▶ GOAL
Search the listing below for the string "vehicle" and show each line that contains it.

▶ Figure content listings
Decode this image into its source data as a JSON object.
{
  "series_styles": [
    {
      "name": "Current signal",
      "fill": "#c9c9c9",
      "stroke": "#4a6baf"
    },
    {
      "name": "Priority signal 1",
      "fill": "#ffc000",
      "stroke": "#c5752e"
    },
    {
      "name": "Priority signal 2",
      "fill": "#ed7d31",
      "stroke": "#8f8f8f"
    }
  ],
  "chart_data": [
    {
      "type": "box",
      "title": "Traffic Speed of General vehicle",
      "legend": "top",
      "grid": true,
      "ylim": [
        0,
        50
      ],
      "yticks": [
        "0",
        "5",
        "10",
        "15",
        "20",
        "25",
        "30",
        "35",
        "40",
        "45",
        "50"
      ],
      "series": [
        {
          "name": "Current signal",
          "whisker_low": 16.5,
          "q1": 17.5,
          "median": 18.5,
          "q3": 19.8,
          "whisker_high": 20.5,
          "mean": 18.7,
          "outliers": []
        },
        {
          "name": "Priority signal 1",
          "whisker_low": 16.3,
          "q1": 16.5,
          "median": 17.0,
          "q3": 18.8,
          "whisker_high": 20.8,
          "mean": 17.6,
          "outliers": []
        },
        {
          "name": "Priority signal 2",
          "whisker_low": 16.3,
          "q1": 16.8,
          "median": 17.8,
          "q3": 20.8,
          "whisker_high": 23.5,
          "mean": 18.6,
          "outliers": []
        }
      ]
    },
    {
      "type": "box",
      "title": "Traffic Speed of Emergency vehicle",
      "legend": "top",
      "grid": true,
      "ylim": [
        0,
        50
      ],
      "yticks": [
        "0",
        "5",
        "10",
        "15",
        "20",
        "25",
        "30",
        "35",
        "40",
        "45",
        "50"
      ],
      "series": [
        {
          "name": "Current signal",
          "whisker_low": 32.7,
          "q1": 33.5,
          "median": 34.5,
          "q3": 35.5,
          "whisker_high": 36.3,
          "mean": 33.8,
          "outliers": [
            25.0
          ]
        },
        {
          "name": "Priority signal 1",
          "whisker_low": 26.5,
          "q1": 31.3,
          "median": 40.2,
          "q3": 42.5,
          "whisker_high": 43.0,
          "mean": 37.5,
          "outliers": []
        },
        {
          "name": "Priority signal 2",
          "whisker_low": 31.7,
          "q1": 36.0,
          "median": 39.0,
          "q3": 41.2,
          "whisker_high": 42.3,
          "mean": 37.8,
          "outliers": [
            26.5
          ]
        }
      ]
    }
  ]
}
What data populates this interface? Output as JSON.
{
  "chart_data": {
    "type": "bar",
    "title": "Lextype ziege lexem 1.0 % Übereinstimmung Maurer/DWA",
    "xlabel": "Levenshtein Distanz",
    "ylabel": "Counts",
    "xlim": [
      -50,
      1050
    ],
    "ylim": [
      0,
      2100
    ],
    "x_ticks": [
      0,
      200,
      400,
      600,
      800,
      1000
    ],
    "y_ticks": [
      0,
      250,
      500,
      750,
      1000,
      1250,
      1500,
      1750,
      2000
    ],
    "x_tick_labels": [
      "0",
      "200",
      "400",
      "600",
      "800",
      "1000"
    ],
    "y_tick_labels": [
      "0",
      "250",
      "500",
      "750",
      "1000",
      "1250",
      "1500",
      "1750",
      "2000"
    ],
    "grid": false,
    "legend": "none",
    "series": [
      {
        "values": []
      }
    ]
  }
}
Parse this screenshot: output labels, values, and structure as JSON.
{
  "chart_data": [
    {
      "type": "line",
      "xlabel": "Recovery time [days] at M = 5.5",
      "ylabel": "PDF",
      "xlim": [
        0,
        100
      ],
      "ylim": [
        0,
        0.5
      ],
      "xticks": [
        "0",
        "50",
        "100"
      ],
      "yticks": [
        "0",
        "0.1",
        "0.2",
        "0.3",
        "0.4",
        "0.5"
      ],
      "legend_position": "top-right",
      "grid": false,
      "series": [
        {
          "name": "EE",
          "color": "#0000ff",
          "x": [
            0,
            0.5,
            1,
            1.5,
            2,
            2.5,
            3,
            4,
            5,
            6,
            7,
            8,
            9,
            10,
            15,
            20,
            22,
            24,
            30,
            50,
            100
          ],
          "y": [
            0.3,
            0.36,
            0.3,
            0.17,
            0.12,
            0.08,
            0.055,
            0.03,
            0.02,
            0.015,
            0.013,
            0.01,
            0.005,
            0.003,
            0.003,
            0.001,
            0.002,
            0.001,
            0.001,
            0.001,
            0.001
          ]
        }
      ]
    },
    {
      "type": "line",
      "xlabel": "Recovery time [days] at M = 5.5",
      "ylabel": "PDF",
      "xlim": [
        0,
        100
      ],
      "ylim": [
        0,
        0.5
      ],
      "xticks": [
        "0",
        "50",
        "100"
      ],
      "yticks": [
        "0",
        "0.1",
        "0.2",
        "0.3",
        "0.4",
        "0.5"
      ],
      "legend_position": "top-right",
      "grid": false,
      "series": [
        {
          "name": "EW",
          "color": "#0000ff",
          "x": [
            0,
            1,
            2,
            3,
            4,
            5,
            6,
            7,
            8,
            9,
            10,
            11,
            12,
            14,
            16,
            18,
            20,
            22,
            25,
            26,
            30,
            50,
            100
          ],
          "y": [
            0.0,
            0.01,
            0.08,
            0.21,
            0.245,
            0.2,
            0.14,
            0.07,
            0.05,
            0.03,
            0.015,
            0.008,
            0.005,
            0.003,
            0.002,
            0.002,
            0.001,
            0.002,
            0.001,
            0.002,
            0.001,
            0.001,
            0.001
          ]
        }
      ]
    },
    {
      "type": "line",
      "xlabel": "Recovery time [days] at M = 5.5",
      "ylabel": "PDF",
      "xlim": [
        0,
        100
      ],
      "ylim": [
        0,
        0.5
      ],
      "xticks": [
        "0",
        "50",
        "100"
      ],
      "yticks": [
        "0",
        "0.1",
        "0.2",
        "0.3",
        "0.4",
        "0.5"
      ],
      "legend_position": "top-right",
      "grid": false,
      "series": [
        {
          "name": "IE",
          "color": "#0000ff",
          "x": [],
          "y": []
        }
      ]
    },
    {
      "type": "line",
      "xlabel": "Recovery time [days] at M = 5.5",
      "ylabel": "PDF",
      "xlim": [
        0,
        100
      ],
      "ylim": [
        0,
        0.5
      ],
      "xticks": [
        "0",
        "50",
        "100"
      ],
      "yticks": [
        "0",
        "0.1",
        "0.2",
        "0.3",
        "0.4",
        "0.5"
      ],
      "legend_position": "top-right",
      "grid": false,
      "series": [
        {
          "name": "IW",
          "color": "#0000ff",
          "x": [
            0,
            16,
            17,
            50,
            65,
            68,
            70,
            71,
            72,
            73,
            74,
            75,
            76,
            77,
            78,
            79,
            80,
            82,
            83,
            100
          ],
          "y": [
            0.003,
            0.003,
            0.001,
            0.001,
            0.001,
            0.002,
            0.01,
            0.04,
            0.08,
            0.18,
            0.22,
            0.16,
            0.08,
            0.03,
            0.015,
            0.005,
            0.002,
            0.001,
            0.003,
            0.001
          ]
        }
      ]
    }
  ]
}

▶ FINAL ANSWER
      "title": "Traffic Speed of General vehicle",
      "title": "Traffic Speed of Emergency vehicle",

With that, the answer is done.